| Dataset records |
#####
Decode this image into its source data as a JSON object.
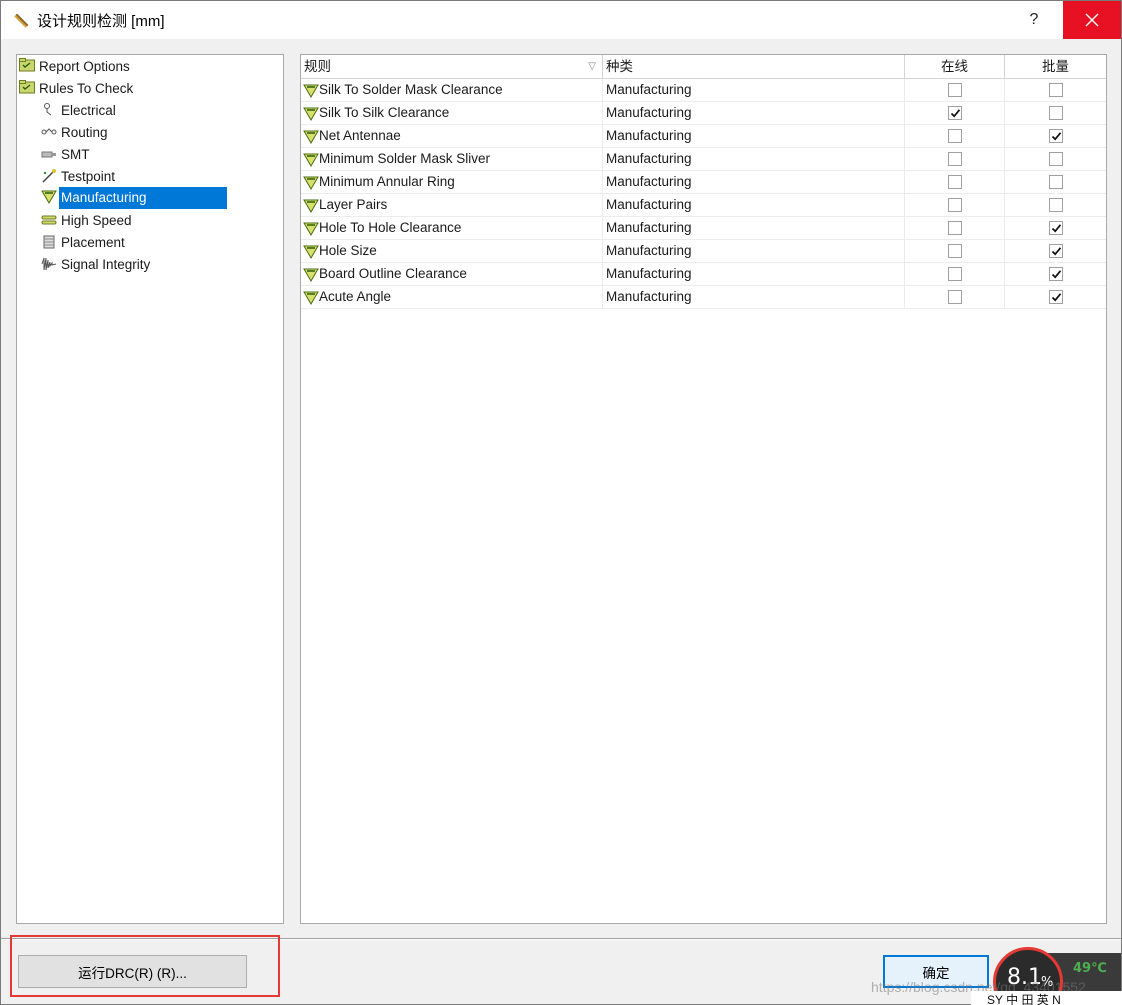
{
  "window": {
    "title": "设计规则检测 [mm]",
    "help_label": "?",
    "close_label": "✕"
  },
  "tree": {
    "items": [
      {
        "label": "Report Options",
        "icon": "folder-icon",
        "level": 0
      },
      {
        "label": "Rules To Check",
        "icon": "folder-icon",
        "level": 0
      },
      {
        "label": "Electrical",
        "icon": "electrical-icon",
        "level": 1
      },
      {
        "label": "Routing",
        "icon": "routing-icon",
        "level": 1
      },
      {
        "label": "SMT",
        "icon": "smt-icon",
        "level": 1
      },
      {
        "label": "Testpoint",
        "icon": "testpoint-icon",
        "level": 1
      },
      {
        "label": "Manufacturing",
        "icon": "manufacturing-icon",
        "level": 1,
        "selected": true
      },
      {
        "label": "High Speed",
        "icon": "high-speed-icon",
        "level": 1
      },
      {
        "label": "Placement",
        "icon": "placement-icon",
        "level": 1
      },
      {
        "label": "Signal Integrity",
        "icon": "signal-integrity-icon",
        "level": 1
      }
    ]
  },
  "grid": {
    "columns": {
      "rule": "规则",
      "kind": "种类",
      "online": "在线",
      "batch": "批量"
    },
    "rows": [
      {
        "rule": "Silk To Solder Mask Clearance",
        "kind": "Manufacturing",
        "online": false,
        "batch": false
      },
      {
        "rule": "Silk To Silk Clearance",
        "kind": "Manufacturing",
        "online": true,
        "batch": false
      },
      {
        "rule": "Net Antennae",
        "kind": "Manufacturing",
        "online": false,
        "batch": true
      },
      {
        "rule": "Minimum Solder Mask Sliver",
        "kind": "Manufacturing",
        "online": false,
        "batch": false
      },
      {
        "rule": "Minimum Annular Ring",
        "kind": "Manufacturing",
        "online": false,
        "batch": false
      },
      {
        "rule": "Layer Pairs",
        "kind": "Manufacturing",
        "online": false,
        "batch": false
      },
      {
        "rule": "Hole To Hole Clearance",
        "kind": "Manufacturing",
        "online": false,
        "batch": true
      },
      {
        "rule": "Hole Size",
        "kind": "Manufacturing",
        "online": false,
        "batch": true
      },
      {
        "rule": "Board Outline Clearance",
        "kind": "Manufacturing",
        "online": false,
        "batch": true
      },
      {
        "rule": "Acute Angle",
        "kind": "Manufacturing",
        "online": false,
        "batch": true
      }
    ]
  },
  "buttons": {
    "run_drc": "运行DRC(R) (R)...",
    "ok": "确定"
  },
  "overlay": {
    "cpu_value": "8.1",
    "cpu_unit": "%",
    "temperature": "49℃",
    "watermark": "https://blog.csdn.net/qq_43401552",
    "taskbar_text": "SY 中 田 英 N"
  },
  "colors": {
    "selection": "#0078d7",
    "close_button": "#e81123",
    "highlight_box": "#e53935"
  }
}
#####
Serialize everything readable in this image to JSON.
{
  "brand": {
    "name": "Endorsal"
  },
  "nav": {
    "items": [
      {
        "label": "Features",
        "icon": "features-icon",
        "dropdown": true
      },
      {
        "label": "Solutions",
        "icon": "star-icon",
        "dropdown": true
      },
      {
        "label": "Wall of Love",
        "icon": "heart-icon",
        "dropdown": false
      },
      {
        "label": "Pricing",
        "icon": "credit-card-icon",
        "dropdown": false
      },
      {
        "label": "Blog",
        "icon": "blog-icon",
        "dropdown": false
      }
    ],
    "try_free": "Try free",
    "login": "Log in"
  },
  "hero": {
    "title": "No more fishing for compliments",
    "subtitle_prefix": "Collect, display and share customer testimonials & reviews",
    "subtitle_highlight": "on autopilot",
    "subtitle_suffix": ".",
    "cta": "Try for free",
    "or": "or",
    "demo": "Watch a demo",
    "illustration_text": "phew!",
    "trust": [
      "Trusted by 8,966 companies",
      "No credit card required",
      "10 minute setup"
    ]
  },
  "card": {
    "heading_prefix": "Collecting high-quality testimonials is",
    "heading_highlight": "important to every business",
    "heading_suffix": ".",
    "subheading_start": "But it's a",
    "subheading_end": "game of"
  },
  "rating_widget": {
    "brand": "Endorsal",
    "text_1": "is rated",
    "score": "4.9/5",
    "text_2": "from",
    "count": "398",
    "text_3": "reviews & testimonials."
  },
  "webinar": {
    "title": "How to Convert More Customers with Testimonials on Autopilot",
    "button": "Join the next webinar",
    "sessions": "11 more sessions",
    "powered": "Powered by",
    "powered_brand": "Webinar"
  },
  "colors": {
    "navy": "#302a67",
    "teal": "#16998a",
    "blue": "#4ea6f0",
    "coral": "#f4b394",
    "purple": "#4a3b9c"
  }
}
#####
| Stated goal |
Using the listing above, say how many of its lines contain the string "image", giving nothing but the figure.

| Complete response |
2